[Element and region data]
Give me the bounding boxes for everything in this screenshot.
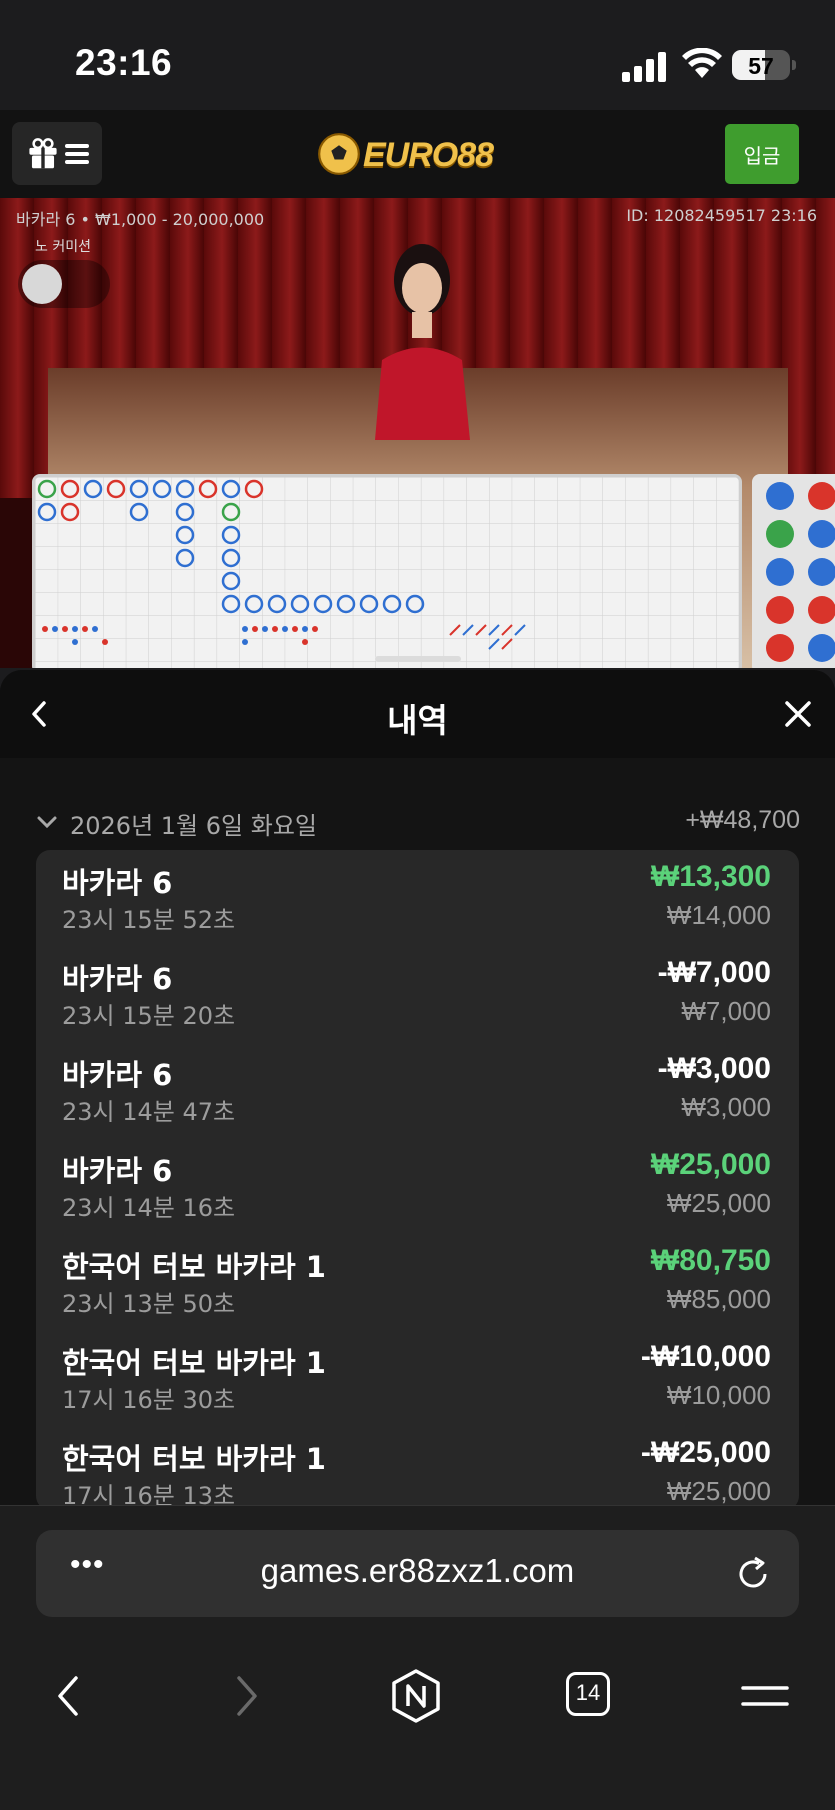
url-text: games.er88zxz1.com (260, 1552, 575, 1589)
back-icon[interactable] (40, 1666, 100, 1726)
history-item-result: -₩7,000 (657, 956, 771, 989)
deposit-button[interactable]: 입금 (725, 124, 799, 184)
history-item-stake: ₩25,000 (666, 1476, 771, 1505)
bead-plate-icons (766, 482, 835, 662)
history-item-stake: ₩7,000 (681, 996, 771, 1026)
forward-icon[interactable] (215, 1666, 275, 1726)
history-item-time: 23시 13분 50초 (62, 1290, 236, 1318)
sheet-drag-handle[interactable] (375, 656, 461, 662)
sheet-header: 내역 (0, 670, 835, 758)
roadmap-grid (35, 477, 739, 668)
gift-icon (29, 138, 57, 169)
history-item-result: -₩25,000 (640, 1436, 771, 1469)
history-item-name: 바카라 6 (62, 962, 173, 996)
close-icon[interactable] (780, 696, 816, 732)
history-item-stake: ₩10,000 (666, 1380, 771, 1410)
history-item[interactable]: 바카라 6 23시 15분 20초 -₩7,000 ₩7,000 (36, 946, 799, 1042)
sheet-title: 내역 (387, 701, 448, 740)
history-item-stake: ₩3,000 (681, 1092, 771, 1122)
tabs-button[interactable]: 14 (562, 1666, 622, 1726)
battery-icon: 57 (732, 50, 790, 80)
day-date: 2026년 1월 6일 화요일 (70, 812, 317, 840)
history-item-time: 17시 16분 30초 (62, 1386, 236, 1414)
chevron-down-icon (37, 816, 57, 829)
status-bar: 23:16 57 (0, 0, 835, 110)
soccer-ball-icon (318, 133, 360, 175)
history-item-name: 바카라 6 (62, 866, 173, 900)
dealer-figure (375, 244, 470, 440)
history-item-time: 23시 14분 16초 (62, 1194, 236, 1222)
game-round-id: ID: 12082459517 23:16 (626, 206, 817, 225)
history-item-name: 한국어 터보 바카라 1 (62, 1250, 326, 1284)
menu-icon[interactable] (735, 1666, 795, 1726)
day-total: +₩48,700 (685, 806, 800, 834)
history-item-result: ₩13,300 (650, 860, 771, 893)
address-bar[interactable]: ••• games.er88zxz1.com (36, 1530, 799, 1617)
history-item-time: 23시 15분 52초 (62, 906, 236, 934)
browser-toolbar: ••• games.er88zxz1.com 14 (0, 1505, 835, 1810)
cellular-signal-icon (622, 52, 666, 82)
history-item-stake: ₩85,000 (666, 1284, 771, 1314)
toggle-knob (22, 264, 62, 304)
live-game-view: 바카라 6 • ₩1,000 - 20,000,000 ID: 12082459… (0, 198, 835, 668)
history-item-name: 바카라 6 (62, 1154, 173, 1188)
no-commission-label: 노 커미션 (35, 239, 91, 255)
history-item-name: 바카라 6 (62, 1058, 173, 1092)
history-item-result: -₩3,000 (657, 1052, 771, 1085)
battery-cap (792, 60, 796, 70)
history-item[interactable]: 바카라 6 23시 15분 52초 ₩13,300 ₩14,000 (36, 850, 799, 946)
history-item-name: 한국어 터보 바카라 1 (62, 1346, 326, 1380)
tab-count: 14 (575, 1680, 601, 1705)
naver-home-icon[interactable] (386, 1666, 446, 1726)
table-info: 바카라 6 • ₩1,000 - 20,000,000 (16, 210, 265, 229)
logo-text: EURO88 (363, 136, 494, 174)
history-item-time: 23시 14분 47초 (62, 1098, 236, 1126)
history-item-stake: ₩25,000 (666, 1188, 771, 1218)
battery-percent: 57 (748, 53, 774, 79)
history-item-result: ₩25,000 (650, 1148, 771, 1181)
gift-menu-button[interactable] (12, 122, 102, 185)
site-header: EURO88 입금 (0, 110, 835, 199)
history-item-result: ₩80,750 (650, 1244, 771, 1277)
wifi-icon (682, 48, 722, 78)
browser-nav-bar: 14 (0, 1656, 835, 1736)
history-item-time: 23시 15분 20초 (62, 1002, 236, 1030)
status-time: 23:16 (75, 42, 173, 83)
history-item-time: 17시 16분 13초 (62, 1482, 236, 1505)
hamburger-icon (65, 144, 89, 164)
day-group-header[interactable]: 2026년 1월 6일 화요일 +₩48,700 (36, 806, 800, 842)
reload-icon[interactable] (733, 1554, 773, 1594)
history-item[interactable]: 바카라 6 23시 14분 47초 -₩3,000 ₩3,000 (36, 1042, 799, 1138)
no-commission-toggle[interactable] (18, 260, 110, 308)
history-item-name: 한국어 터보 바카라 1 (62, 1442, 326, 1476)
bead-plate (752, 474, 835, 668)
scoreboard-roadmap[interactable] (32, 474, 742, 668)
site-logo[interactable]: EURO88 (315, 124, 515, 184)
history-list: 바카라 6 23시 15분 52초 ₩13,300 ₩14,000 바카라 6 23시 1… (36, 850, 799, 1505)
history-item[interactable]: 한국어 터보 바카라 1 23시 13분 50초 ₩80,750 ₩85,000 (36, 1234, 799, 1330)
history-item[interactable]: 바카라 6 23시 14분 16초 ₩25,000 ₩25,000 (36, 1138, 799, 1234)
history-item-result: -₩10,000 (640, 1340, 771, 1373)
history-item-stake: ₩14,000 (666, 900, 771, 930)
history-item[interactable]: 한국어 터보 바카라 1 17시 16분 30초 -₩10,000 ₩10,000 (36, 1330, 799, 1426)
history-sheet: 내역 2026년 1월 6일 화요일 +₩48,700 바카라 6 23시 15분… (0, 670, 835, 1505)
history-item[interactable]: 한국어 터보 바카라 1 17시 16분 13초 -₩25,000 ₩25,000 (36, 1426, 799, 1505)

> _GIVEN EXERCISE_
Repeat the rows from the line with "url-text: games.er88zxz1.com (260, 1552, 575, 1589)" to the line with "history-item-result: -₩25,000 (640, 1436, 771, 1469)", both included.

> _WRITTEN RESPONSE_
url-text: games.er88zxz1.com (260, 1552, 575, 1589)
back-icon[interactable] (40, 1666, 100, 1726)
history-item-result: -₩7,000 (657, 956, 771, 989)
deposit-button[interactable]: 입금 (725, 124, 799, 184)
history-item-stake: ₩25,000 (666, 1476, 771, 1505)
bead-plate-icons (766, 482, 835, 662)
history-item-stake: ₩7,000 (681, 996, 771, 1026)
forward-icon[interactable] (215, 1666, 275, 1726)
history-item-time: 23시 13분 50초 (62, 1290, 236, 1318)
sheet-drag-handle[interactable] (375, 656, 461, 662)
sheet-header: 내역 (0, 670, 835, 758)
roadmap-grid (35, 477, 739, 668)
gift-icon (29, 138, 57, 169)
history-item-result: -₩25,000 (640, 1436, 771, 1469)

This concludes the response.